START Recorded data
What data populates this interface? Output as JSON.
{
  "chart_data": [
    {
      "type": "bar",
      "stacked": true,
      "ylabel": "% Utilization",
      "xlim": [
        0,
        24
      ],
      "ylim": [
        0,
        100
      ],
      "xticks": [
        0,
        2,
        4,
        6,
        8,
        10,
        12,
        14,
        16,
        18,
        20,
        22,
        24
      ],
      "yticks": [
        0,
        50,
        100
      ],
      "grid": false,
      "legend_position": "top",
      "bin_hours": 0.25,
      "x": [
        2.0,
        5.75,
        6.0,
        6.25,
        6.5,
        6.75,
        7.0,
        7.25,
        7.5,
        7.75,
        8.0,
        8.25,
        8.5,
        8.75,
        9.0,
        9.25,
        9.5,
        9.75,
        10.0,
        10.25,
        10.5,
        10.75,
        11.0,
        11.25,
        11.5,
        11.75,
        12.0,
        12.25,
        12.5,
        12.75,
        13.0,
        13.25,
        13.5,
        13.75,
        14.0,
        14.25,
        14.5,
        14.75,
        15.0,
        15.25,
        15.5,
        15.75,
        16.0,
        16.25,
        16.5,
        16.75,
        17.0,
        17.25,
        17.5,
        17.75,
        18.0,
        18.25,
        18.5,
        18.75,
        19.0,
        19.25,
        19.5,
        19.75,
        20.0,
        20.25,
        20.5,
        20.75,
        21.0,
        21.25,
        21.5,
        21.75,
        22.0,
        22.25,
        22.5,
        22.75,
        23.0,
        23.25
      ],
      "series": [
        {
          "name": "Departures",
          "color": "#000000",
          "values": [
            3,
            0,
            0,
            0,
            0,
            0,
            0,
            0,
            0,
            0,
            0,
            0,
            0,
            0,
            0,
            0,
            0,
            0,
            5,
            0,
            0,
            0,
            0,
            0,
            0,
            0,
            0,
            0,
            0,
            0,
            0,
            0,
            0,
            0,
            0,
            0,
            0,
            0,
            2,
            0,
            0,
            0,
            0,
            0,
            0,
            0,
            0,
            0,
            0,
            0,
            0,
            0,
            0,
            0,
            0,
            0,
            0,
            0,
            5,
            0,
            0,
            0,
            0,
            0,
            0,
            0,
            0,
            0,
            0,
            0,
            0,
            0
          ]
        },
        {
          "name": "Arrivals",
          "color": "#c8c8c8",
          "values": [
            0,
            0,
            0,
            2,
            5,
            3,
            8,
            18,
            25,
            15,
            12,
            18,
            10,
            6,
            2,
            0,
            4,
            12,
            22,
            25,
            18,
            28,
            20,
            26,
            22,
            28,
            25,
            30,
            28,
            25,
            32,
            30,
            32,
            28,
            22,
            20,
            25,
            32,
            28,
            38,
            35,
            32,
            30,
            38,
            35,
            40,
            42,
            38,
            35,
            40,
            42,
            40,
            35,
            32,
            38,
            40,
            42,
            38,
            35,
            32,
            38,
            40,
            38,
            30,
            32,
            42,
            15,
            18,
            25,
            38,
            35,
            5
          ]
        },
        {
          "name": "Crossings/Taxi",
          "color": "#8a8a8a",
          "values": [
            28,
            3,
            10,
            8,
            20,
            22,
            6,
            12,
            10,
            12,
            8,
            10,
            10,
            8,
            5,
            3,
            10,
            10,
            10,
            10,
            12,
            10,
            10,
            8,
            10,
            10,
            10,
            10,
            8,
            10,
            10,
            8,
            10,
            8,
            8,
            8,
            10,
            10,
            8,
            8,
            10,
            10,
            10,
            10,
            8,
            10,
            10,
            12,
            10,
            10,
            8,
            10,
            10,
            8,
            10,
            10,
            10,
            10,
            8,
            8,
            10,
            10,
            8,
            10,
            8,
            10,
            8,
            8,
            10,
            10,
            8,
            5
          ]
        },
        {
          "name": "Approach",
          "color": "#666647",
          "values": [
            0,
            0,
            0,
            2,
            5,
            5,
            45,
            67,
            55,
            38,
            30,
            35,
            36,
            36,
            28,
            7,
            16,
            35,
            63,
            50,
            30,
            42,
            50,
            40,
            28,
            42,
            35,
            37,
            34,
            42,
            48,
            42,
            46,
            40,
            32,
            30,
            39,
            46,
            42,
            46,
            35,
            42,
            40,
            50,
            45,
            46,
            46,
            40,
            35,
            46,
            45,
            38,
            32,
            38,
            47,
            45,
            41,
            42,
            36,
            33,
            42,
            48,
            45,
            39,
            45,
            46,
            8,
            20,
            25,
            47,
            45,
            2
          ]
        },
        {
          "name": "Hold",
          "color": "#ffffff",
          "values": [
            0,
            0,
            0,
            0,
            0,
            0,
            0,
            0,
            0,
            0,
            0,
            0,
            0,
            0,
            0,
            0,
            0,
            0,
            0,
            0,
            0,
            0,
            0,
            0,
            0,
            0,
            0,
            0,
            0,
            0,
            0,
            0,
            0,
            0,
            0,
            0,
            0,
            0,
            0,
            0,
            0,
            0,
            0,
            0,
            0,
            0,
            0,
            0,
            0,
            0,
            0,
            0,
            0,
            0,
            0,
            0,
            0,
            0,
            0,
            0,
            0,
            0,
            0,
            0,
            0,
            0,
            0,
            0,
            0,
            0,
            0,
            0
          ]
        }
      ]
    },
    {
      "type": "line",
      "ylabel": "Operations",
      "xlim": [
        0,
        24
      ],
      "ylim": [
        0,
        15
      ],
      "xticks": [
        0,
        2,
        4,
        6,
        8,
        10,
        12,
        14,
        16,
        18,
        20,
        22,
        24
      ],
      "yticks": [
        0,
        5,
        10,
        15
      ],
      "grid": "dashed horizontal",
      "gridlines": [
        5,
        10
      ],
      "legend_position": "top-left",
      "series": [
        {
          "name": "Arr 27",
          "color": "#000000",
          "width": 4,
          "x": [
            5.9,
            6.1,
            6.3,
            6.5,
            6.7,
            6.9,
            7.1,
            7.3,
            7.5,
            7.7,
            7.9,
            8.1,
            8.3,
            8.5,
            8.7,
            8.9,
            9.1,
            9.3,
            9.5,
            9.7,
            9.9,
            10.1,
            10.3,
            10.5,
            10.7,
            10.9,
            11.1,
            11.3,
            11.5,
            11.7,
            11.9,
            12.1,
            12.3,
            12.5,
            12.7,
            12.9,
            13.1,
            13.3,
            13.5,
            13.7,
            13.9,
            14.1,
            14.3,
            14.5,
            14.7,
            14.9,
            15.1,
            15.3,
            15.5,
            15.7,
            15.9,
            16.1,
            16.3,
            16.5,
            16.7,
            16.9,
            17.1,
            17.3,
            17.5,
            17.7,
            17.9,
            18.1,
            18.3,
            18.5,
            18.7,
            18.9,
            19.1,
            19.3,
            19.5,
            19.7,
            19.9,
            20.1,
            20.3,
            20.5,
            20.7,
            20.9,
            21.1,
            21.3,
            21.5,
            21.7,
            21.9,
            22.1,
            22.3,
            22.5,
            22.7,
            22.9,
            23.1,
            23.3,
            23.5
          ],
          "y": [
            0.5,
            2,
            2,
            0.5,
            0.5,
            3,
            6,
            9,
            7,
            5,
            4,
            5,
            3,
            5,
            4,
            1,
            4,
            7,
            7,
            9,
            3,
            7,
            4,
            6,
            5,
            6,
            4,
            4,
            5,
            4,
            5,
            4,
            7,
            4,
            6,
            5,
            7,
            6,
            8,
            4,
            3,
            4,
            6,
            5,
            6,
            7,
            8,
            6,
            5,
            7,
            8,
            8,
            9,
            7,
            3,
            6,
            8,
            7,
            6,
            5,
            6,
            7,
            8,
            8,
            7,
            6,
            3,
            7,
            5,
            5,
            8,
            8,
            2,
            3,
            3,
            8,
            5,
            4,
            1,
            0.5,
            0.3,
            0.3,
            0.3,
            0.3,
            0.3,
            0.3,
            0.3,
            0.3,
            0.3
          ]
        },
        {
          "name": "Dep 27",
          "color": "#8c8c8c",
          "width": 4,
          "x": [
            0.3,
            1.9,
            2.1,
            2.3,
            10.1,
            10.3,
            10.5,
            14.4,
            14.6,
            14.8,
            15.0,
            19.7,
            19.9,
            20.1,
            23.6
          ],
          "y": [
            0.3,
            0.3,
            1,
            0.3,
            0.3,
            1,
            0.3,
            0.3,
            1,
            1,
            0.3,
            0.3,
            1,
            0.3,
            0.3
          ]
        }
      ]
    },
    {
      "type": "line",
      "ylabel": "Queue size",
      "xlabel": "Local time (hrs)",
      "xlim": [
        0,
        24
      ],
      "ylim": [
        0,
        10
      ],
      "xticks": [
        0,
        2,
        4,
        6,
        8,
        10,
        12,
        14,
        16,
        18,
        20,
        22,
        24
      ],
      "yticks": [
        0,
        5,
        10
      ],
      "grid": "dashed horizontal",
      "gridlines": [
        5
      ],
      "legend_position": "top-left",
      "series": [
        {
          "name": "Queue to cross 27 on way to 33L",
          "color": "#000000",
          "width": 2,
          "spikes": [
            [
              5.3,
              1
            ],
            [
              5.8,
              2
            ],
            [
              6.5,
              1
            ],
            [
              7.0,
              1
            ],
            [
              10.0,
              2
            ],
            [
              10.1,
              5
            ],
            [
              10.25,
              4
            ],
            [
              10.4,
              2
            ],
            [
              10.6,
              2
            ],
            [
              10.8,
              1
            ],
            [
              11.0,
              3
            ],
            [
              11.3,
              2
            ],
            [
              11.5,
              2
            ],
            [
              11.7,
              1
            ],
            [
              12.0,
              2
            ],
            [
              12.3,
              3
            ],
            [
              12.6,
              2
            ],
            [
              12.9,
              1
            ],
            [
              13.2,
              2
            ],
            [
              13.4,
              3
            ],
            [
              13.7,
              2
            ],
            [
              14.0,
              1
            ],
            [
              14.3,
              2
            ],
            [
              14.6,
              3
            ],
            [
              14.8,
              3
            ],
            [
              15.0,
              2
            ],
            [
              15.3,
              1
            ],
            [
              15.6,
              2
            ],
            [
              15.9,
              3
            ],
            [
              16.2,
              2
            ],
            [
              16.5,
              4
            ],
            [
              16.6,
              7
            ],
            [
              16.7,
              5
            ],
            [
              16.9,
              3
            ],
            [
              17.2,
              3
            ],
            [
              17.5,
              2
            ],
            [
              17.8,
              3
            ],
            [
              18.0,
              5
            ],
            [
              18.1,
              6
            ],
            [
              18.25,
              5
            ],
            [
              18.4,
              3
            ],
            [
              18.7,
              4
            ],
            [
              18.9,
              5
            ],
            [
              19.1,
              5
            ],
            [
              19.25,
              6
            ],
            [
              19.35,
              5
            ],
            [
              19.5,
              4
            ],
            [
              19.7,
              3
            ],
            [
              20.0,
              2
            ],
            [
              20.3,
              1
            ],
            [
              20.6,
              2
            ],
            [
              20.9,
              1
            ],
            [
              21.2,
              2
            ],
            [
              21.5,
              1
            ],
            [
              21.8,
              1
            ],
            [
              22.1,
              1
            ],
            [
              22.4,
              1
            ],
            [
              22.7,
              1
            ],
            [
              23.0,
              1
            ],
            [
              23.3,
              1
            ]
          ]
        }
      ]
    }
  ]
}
END Recorded data
START Recorded data
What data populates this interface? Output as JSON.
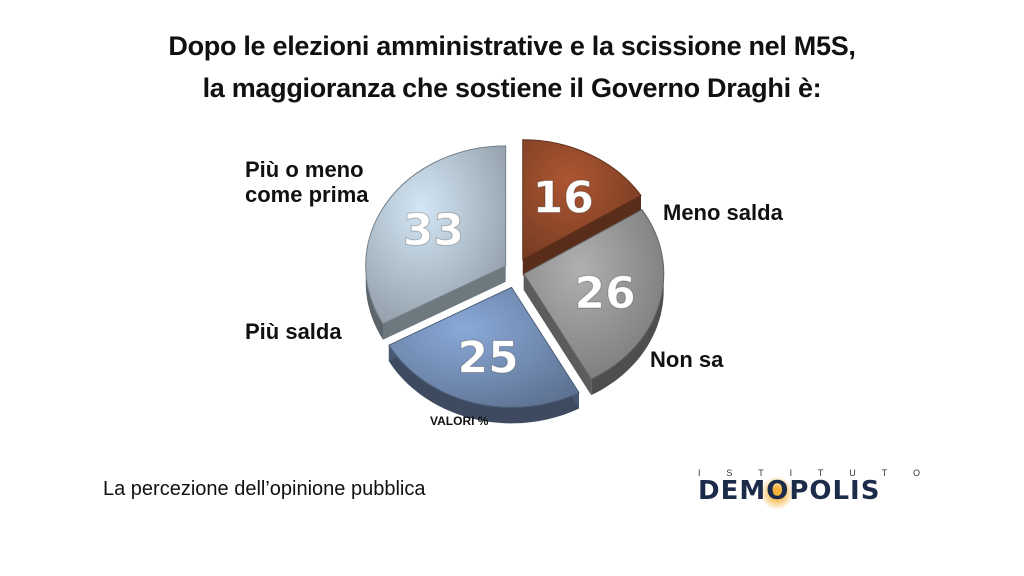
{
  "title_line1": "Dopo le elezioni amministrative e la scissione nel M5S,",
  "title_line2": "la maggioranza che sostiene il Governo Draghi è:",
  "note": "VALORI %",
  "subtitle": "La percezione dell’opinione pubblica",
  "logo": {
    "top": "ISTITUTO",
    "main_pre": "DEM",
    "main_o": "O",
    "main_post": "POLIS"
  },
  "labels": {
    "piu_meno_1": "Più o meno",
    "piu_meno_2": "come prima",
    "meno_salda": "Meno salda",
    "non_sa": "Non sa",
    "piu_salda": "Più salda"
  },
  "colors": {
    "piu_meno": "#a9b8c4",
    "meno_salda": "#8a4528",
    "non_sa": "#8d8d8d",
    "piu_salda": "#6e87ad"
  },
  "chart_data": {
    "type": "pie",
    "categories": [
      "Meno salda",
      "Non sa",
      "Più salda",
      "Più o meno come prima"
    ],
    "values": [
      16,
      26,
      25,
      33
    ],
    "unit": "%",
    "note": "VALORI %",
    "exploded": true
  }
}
END Recorded data
◆ Stated task ◆
From the material above, count the lines that include "type" and give only the total.

◆ Task answer ◆
4